• _Exercise details_
In the entries that follow, find the word "scikit" and report each line it is on.

• _Records to process_
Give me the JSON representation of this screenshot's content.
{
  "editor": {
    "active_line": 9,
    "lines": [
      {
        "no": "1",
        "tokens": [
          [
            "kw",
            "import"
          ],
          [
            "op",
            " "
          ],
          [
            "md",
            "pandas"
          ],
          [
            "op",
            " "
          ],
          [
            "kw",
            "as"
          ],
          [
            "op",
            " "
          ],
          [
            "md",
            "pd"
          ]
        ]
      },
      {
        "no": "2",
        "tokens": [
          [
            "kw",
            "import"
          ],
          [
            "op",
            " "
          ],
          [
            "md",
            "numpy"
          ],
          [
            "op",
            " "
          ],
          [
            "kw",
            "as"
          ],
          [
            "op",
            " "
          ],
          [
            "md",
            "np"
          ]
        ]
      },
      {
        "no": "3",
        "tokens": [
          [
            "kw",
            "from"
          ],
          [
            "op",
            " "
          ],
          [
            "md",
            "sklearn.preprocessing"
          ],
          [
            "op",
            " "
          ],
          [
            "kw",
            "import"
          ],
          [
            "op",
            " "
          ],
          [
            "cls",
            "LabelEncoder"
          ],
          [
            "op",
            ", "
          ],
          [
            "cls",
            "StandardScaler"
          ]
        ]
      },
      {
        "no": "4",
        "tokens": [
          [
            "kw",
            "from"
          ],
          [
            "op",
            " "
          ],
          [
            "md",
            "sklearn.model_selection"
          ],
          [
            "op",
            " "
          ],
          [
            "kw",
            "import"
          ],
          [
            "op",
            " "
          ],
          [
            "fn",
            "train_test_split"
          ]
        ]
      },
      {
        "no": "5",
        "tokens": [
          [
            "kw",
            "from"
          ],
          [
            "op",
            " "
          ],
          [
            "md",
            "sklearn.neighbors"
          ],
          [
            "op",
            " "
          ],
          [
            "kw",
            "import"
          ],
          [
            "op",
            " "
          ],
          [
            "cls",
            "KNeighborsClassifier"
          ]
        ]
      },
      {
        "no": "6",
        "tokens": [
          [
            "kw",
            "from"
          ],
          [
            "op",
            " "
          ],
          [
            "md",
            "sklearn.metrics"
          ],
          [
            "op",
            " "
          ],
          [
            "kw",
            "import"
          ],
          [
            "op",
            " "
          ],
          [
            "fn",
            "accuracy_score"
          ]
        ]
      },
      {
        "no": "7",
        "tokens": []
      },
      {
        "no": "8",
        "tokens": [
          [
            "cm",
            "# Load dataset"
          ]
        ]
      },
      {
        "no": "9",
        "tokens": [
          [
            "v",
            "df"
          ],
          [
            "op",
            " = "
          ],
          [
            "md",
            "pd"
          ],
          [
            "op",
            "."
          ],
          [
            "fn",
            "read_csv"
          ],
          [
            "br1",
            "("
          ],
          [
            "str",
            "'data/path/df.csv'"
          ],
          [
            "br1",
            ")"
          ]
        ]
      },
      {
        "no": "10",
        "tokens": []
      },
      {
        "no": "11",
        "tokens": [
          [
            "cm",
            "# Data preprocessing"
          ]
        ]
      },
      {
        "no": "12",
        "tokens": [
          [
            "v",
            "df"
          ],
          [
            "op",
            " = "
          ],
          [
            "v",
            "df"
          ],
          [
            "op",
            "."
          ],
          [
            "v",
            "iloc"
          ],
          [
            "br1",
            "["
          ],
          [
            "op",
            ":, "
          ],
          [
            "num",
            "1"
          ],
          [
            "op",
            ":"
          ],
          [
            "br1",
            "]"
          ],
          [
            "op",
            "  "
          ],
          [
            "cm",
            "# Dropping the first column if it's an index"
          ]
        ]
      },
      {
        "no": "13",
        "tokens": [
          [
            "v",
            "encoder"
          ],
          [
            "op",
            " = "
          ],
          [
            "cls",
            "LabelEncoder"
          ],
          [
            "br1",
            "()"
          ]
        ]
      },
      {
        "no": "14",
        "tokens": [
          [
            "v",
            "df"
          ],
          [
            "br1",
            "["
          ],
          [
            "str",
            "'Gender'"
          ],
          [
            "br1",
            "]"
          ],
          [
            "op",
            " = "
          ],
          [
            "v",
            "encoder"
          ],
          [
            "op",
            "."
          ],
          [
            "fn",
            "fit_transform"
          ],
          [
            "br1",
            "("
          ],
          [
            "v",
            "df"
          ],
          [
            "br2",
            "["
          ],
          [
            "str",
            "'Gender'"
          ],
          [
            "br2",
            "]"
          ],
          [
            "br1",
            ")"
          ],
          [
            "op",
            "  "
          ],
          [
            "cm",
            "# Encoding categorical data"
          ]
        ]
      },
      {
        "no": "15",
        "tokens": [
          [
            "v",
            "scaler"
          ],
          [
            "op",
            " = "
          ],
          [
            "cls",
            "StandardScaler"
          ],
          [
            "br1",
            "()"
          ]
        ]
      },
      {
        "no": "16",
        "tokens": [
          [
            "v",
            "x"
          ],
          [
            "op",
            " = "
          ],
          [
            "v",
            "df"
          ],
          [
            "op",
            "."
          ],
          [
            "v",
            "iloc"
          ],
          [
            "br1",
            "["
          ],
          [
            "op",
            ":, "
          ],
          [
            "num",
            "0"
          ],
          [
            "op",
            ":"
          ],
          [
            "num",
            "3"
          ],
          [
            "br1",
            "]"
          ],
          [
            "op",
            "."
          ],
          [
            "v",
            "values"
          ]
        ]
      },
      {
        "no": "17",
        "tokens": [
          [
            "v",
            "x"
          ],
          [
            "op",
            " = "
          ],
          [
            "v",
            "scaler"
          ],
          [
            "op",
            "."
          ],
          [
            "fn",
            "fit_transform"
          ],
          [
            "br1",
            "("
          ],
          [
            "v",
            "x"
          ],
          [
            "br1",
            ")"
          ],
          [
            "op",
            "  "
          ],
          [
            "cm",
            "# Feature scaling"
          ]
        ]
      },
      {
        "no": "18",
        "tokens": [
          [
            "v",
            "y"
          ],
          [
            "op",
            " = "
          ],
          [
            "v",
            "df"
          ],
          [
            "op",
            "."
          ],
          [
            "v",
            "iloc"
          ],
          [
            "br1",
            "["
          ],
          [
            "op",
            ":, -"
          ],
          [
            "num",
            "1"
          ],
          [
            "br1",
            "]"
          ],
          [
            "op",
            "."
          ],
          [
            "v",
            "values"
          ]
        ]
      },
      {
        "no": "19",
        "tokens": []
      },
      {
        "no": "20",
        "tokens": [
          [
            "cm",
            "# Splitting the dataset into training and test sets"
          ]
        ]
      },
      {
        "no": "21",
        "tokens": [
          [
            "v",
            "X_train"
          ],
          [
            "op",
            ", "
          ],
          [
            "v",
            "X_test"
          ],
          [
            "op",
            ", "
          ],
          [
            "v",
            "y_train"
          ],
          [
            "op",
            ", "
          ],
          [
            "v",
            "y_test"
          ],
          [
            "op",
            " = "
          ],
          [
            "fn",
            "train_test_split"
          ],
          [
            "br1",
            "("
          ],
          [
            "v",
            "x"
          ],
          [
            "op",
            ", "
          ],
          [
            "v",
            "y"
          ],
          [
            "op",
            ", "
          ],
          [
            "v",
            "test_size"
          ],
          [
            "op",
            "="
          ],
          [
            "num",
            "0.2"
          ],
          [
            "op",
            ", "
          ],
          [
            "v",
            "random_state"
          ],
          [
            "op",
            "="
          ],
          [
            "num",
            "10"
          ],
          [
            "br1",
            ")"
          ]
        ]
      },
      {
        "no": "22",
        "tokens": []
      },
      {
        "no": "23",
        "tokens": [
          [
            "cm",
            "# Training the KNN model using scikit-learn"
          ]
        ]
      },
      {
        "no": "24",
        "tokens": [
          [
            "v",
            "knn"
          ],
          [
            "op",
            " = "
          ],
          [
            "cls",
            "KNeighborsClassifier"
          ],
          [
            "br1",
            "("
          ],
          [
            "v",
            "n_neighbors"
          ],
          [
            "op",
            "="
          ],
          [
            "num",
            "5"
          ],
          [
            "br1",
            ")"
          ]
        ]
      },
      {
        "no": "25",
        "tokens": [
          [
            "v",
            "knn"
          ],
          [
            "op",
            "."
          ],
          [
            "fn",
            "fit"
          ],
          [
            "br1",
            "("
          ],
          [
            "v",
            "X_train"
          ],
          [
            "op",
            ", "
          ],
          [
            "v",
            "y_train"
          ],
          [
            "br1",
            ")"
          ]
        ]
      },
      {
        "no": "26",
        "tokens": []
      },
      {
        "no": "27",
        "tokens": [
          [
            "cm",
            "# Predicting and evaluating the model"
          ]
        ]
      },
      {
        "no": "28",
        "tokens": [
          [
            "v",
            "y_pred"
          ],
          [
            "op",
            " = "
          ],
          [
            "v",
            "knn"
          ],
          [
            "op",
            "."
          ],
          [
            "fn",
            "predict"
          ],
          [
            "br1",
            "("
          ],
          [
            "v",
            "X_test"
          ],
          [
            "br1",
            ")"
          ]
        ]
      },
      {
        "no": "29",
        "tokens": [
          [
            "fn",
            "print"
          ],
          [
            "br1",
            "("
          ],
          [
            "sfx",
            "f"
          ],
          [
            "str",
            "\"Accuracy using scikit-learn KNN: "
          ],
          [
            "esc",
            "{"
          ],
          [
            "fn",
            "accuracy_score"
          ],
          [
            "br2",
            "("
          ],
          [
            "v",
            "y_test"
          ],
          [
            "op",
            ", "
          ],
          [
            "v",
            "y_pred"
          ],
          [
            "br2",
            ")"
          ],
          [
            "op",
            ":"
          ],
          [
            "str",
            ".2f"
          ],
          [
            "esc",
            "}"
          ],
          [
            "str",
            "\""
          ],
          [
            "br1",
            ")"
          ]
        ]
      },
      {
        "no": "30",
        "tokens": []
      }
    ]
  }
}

• _Finished exercise_
            "# Training the KNN model using scikit-learn"
            "\"Accuracy using scikit-learn KNN: "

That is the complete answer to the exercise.